Exercise details:
Extract the lines from the start of the records through the line that contains "x-tick-label: 12 — [404, 635, 420, 649]", both included, copying them verbatim.

Given records:
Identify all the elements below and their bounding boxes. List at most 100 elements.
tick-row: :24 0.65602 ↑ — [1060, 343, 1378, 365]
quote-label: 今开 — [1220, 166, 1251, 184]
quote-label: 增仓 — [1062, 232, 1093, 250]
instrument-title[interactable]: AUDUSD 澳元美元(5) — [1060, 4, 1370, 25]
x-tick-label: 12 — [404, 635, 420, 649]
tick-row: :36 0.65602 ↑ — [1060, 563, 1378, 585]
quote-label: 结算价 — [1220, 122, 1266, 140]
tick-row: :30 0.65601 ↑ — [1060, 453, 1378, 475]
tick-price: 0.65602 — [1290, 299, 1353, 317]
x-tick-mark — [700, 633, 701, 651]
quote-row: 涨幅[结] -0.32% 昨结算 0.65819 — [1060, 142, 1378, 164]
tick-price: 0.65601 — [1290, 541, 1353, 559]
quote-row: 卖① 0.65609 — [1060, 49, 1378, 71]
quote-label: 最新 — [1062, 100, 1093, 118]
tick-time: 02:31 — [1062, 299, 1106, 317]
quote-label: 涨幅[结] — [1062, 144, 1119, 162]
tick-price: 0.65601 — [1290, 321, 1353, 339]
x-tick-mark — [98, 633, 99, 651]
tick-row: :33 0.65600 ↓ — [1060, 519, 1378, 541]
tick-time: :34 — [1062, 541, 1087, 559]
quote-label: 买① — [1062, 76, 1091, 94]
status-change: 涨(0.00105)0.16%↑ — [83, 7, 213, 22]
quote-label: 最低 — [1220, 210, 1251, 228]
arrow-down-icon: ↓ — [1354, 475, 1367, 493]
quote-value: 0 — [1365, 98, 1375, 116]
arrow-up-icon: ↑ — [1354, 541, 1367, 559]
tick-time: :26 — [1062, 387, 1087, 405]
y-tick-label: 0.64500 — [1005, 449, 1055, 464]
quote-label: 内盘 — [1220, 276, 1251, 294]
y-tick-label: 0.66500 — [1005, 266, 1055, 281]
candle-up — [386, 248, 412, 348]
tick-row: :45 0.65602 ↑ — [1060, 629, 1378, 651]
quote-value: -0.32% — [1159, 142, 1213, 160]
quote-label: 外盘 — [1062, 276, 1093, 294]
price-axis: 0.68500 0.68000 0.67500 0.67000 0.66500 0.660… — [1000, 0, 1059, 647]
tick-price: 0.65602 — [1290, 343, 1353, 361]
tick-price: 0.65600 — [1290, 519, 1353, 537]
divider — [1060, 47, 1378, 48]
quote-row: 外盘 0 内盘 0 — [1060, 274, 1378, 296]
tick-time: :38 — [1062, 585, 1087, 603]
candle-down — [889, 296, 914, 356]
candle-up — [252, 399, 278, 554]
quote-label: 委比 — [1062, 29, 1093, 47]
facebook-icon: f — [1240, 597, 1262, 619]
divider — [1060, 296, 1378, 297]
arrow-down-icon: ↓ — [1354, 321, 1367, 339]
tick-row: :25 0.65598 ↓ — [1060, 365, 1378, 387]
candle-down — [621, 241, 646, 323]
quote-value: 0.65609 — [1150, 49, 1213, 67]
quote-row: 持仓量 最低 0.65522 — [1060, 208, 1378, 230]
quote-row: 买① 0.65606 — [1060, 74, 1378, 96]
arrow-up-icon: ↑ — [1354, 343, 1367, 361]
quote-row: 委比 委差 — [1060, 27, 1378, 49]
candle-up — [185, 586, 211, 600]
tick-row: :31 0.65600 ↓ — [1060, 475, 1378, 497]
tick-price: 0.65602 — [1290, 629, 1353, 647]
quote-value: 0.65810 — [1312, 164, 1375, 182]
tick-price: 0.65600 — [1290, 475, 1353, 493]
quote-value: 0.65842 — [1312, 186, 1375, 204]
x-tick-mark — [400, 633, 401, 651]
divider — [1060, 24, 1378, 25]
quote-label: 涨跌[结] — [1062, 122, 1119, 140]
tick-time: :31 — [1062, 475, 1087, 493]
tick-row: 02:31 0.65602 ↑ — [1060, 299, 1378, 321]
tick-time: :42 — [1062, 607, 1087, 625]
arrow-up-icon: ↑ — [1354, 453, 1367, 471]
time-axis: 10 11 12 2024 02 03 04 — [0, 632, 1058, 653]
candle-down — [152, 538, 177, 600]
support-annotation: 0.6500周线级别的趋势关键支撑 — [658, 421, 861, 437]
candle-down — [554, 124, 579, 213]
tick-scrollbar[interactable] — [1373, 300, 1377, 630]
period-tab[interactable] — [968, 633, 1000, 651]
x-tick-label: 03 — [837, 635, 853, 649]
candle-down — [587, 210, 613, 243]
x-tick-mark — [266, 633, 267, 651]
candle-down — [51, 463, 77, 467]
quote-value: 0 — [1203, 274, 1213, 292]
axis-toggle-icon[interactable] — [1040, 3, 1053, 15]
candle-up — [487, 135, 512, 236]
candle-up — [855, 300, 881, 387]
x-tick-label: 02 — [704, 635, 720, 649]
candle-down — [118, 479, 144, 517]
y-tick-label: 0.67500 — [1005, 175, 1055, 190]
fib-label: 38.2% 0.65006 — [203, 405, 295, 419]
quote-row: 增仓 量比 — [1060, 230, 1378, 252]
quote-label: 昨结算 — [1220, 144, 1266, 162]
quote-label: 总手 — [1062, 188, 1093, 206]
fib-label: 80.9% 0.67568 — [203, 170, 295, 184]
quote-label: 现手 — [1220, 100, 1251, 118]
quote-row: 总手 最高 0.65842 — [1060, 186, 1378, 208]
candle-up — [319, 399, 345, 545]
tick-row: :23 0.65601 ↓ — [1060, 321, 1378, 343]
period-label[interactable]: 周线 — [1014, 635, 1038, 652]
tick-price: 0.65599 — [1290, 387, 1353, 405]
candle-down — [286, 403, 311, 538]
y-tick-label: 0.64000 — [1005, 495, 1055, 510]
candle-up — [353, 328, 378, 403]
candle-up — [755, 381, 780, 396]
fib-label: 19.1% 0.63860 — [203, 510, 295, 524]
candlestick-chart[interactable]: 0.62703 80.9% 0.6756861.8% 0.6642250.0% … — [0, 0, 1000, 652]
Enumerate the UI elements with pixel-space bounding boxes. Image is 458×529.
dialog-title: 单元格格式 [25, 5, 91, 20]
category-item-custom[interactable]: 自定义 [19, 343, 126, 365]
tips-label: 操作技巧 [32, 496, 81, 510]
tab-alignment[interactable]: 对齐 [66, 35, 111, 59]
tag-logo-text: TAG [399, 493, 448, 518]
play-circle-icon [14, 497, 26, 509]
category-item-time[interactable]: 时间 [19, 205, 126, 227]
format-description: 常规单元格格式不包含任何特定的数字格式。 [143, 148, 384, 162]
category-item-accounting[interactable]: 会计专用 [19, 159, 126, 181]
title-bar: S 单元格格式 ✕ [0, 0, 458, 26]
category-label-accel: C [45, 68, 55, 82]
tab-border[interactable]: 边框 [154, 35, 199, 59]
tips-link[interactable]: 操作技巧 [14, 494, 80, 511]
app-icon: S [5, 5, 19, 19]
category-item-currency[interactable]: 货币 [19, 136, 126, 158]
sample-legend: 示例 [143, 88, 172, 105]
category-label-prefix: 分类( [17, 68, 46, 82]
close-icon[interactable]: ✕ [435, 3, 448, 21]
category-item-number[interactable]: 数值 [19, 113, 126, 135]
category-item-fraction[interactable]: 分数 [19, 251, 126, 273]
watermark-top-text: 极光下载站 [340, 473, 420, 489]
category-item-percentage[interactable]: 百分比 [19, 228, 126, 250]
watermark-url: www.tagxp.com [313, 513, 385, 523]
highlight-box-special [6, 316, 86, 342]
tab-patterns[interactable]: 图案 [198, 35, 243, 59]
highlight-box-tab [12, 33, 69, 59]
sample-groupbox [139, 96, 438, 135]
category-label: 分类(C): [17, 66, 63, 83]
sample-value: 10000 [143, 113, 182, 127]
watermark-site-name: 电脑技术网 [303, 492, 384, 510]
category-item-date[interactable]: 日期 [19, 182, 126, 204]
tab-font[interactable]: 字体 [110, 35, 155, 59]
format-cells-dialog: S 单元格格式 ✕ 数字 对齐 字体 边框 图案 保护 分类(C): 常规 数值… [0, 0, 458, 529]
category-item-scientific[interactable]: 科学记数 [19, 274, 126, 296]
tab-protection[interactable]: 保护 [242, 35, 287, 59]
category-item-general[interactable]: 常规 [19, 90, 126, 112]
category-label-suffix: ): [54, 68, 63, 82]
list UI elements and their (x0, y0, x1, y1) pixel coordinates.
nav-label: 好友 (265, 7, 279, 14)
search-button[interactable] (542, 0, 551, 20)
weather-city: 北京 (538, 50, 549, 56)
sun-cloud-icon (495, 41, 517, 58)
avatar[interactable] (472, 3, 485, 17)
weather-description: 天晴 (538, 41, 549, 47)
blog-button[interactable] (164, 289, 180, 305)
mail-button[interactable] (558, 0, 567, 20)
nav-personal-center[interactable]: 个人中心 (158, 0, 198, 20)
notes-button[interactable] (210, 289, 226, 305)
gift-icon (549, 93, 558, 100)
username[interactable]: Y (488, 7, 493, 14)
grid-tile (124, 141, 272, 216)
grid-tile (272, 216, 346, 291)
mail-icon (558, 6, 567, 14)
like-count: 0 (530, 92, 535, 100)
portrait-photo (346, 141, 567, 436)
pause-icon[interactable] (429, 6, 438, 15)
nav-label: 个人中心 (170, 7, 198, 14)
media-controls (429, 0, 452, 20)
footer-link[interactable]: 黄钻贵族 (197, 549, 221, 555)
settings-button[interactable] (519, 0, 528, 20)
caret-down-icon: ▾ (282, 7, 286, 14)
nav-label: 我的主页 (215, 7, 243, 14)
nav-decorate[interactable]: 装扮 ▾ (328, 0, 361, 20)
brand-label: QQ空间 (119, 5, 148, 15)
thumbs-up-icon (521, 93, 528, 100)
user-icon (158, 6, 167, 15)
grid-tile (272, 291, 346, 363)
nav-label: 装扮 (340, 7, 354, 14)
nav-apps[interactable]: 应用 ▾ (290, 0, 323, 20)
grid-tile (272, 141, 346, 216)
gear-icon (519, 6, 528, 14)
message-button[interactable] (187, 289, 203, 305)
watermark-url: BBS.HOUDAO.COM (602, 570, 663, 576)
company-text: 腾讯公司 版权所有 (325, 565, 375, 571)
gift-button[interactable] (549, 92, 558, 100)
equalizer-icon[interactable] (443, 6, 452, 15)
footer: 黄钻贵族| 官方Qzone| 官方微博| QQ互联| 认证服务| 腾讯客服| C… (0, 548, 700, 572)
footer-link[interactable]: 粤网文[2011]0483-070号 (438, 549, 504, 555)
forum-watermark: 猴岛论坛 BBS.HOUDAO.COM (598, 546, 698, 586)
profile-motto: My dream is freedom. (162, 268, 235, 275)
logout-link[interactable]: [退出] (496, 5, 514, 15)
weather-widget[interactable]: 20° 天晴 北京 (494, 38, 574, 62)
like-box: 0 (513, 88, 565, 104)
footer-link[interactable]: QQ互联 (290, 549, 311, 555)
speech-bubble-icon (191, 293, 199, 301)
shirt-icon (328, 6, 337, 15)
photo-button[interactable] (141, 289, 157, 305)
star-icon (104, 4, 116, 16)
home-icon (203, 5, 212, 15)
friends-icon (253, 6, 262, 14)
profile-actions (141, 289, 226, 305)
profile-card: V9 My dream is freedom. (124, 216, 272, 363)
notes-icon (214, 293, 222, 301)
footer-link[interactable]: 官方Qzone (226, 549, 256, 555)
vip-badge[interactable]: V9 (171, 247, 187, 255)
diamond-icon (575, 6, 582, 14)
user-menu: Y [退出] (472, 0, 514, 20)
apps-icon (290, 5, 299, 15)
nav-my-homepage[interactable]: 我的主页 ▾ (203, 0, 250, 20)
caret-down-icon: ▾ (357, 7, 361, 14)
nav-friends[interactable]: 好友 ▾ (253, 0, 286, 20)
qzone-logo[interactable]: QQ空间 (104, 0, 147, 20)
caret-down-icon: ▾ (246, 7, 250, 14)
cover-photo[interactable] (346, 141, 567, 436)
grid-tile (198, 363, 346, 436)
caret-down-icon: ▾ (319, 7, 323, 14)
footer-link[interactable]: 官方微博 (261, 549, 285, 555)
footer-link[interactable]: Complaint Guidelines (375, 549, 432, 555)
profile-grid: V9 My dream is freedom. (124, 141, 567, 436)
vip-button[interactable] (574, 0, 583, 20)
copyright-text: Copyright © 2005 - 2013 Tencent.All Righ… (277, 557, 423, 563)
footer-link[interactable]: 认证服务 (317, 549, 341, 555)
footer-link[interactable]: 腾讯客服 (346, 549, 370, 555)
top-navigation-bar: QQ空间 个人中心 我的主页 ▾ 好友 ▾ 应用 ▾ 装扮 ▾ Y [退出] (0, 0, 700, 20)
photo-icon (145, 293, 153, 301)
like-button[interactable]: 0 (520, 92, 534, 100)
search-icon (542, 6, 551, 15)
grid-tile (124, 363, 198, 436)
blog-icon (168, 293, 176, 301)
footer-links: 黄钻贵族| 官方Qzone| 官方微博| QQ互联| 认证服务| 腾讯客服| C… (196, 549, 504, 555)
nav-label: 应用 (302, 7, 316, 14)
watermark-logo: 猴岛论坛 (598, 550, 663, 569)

Task result:
Identify all the elements below and their bounding boxes. List at most 100 elements.
tick-row: :24 0.65602 ↑ — [1060, 343, 1378, 365]
quote-label: 今开 — [1220, 166, 1251, 184]
quote-label: 增仓 — [1062, 232, 1093, 250]
instrument-title[interactable]: AUDUSD 澳元美元(5) — [1060, 4, 1370, 25]
x-tick-label: 12 — [404, 635, 420, 649]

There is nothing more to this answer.